_SET TASK_
Copy each line exactly.

_DATA SECTION_
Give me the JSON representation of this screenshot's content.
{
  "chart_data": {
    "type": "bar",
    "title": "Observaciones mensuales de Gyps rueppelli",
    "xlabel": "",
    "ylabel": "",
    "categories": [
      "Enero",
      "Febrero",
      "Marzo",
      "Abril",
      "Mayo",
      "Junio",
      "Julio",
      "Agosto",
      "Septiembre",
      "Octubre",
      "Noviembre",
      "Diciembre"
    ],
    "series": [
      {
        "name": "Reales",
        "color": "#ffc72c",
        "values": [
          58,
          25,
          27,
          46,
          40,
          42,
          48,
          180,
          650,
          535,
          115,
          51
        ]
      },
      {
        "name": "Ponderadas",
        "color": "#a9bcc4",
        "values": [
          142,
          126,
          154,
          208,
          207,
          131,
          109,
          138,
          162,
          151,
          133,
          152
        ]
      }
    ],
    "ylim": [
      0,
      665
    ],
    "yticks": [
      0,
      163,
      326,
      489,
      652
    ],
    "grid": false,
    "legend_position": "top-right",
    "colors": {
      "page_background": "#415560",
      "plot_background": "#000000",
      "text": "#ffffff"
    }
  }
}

_RIGHT ANSWER_
Give me the JSON representation of this screenshot's content.
{
  "chart_data": {
    "type": "bar",
    "title": "Observaciones mensuales de Gyps rueppelli",
    "xlabel": "",
    "ylabel": "",
    "categories": [
      "Enero",
      "Febrero",
      "Marzo",
      "Abril",
      "Mayo",
      "Junio",
      "Julio",
      "Agosto",
      "Septiembre",
      "Octubre",
      "Noviembre",
      "Diciembre"
    ],
    "series": [
      {
        "name": "Reales",
        "color": "#ffc72c",
        "values": [
          58,
          25,
          27,
          46,
          40,
          42,
          48,
          180,
          650,
          535,
          115,
          51
        ]
      },
      {
        "name": "Ponderadas",
        "color": "#a9bcc4",
        "values": [
          142,
          126,
          154,
          208,
          207,
          131,
          109,
          138,
          162,
          151,
          133,
          152
        ]
      }
    ],
    "ylim": [
      0,
      665
    ],
    "yticks": [
      0,
      163,
      326,
      489,
      652
    ],
    "grid": false,
    "legend_position": "top-right",
    "colors": {
      "page_background": "#415560",
      "plot_background": "#000000",
      "text": "#ffffff"
    }
  }
}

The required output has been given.